Data provided>

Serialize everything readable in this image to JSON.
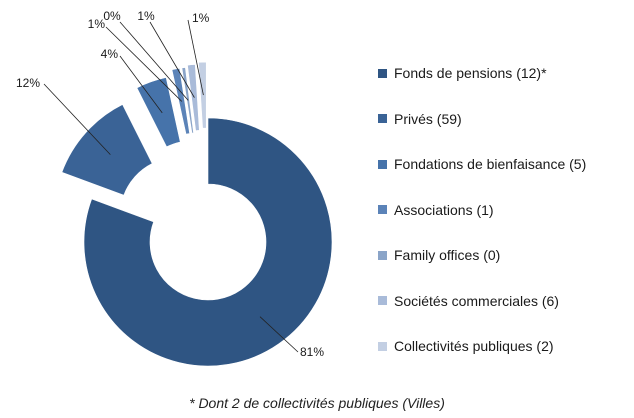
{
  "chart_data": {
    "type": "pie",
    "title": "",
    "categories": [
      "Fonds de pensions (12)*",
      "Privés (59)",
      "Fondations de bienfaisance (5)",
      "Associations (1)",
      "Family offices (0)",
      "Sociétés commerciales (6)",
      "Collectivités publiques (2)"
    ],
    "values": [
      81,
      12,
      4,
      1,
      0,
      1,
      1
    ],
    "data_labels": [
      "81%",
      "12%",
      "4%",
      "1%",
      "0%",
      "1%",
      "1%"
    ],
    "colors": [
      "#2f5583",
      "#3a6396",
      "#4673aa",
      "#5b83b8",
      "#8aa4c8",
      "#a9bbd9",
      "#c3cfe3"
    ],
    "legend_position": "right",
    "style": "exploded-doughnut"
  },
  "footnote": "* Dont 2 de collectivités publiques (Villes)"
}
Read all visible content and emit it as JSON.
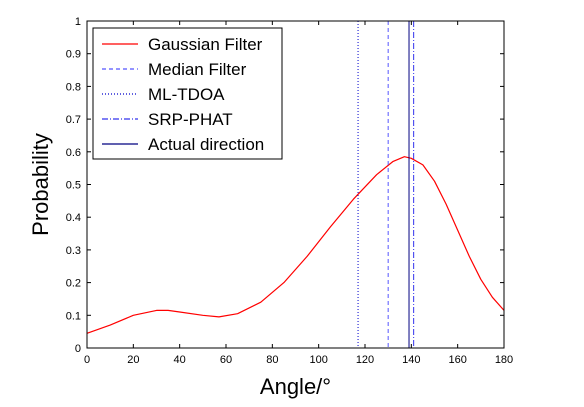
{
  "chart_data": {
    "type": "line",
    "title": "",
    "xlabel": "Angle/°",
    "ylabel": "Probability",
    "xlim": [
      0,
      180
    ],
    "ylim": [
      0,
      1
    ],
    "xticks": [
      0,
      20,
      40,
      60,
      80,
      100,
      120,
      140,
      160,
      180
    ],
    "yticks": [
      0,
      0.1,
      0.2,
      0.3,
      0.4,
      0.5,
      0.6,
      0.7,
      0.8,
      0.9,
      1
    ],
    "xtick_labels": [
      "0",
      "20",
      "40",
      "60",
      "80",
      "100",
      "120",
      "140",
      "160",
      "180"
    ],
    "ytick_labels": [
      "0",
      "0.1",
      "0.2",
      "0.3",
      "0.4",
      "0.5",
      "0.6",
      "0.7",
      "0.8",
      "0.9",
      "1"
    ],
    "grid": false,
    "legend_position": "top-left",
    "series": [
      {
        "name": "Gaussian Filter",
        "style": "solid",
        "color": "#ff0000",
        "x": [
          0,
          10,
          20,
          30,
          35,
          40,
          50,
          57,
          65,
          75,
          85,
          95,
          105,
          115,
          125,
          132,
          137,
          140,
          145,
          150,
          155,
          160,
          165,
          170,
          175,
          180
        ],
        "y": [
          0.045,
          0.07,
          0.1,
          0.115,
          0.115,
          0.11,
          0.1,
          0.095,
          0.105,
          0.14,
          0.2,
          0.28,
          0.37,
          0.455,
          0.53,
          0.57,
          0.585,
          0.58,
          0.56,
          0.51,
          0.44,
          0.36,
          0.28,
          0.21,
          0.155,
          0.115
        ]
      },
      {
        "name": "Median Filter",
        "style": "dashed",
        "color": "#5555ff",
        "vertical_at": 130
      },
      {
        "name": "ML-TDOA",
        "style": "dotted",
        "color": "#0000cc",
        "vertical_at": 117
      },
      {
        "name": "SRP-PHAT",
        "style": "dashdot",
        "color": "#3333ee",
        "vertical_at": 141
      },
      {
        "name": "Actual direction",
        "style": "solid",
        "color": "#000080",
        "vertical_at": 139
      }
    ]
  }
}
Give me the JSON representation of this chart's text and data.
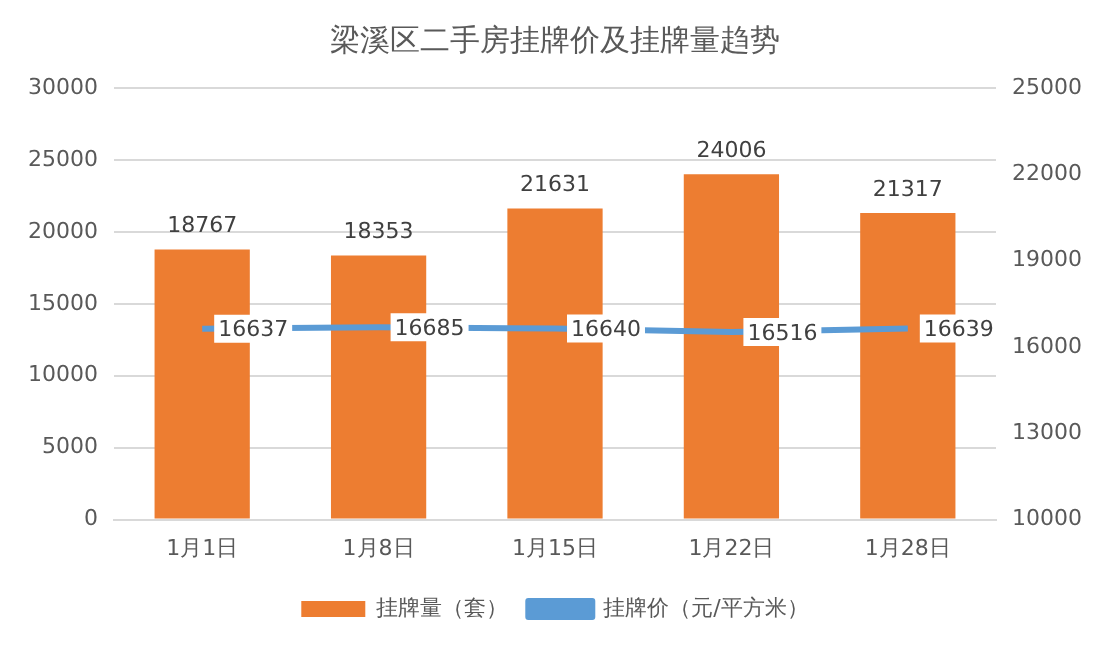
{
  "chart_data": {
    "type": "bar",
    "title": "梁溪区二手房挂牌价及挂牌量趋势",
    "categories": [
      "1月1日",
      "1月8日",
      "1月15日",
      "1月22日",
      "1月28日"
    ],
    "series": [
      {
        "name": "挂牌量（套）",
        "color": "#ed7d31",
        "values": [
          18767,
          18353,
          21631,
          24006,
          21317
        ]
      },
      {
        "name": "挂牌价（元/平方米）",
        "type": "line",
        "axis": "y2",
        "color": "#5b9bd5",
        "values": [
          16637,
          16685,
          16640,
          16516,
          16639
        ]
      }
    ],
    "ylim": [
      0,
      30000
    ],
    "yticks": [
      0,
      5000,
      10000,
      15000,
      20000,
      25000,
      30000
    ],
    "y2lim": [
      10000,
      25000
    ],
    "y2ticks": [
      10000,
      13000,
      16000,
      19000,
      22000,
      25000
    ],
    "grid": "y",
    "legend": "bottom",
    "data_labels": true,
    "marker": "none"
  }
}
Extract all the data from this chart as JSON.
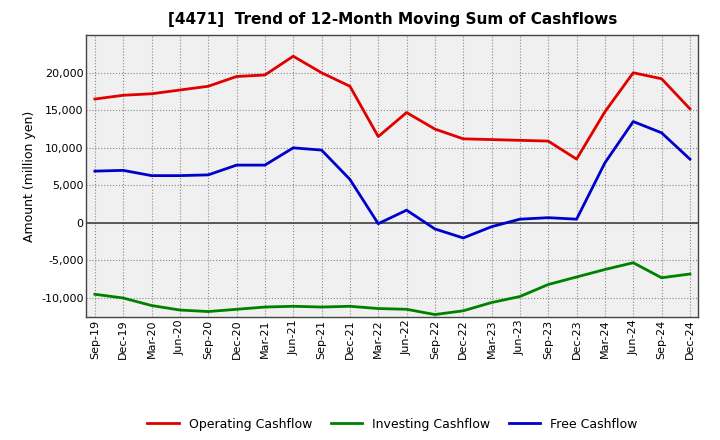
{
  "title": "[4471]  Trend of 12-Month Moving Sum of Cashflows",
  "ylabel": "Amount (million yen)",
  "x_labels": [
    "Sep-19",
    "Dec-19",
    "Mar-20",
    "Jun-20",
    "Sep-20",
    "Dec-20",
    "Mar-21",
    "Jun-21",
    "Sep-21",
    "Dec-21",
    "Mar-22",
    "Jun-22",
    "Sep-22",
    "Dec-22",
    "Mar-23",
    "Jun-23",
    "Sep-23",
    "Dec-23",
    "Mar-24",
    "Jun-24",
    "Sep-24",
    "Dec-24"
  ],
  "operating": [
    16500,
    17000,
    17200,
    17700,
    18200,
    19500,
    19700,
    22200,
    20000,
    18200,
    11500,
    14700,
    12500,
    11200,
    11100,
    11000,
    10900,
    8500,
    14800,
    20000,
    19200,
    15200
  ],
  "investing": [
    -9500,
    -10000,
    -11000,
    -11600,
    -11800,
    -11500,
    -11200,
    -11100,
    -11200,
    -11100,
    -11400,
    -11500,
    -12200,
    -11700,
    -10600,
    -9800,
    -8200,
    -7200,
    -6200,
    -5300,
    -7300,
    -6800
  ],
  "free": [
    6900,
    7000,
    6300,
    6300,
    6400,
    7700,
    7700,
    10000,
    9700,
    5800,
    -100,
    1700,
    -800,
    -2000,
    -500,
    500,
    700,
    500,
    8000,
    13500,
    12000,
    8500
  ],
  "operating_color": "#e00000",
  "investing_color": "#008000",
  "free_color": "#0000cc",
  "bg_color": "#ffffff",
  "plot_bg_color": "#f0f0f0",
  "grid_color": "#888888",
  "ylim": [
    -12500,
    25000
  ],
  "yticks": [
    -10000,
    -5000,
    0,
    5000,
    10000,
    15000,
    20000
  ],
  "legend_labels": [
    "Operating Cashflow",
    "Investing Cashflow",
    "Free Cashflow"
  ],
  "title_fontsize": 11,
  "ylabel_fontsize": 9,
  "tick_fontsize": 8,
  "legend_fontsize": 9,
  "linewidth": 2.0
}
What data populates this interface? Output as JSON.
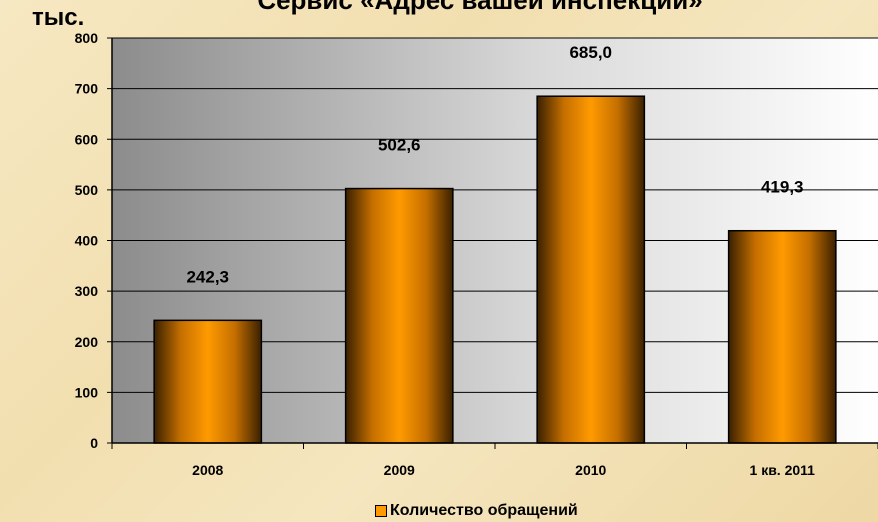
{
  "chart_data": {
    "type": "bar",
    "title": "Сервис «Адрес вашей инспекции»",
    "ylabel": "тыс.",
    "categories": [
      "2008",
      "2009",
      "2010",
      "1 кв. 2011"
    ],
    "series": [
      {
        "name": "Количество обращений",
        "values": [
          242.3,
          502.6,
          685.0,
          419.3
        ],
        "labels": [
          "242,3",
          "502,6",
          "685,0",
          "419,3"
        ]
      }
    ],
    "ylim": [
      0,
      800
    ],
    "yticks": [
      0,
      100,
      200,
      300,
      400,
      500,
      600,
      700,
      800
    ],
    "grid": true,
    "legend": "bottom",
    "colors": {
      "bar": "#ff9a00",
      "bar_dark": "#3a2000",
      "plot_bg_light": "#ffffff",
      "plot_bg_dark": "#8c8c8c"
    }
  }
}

* * *

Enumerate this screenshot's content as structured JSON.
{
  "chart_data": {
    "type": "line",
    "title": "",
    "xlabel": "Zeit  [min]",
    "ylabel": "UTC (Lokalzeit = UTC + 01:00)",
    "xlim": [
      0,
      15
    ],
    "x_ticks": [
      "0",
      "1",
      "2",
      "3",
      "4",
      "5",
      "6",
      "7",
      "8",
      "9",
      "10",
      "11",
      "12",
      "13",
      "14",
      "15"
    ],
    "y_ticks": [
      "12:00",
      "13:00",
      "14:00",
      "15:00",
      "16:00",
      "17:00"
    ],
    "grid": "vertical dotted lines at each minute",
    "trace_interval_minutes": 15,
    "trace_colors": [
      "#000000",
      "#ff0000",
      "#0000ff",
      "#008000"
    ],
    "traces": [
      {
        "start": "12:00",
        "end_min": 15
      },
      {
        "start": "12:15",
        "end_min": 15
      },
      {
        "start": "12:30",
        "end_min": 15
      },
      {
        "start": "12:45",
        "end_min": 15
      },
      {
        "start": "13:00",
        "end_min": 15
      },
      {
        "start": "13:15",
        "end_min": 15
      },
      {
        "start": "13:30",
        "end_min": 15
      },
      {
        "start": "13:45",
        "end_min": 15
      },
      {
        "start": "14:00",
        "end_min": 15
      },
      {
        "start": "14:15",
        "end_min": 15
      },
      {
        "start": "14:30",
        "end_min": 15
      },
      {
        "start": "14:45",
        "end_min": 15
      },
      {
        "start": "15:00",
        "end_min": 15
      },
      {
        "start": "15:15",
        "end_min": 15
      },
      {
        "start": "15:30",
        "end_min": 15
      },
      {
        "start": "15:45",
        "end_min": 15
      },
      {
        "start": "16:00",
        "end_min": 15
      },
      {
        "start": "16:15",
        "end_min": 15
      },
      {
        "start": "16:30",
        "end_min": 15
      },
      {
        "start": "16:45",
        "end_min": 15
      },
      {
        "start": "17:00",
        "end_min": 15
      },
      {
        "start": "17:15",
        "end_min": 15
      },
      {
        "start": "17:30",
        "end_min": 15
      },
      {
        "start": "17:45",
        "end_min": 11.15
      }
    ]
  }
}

Exercise> Find all lines where the word "ffffff" appears. Copy them.

Full solution>
  "bg_color": "#ffffff",
      "plot_bg_light": "#ffffff",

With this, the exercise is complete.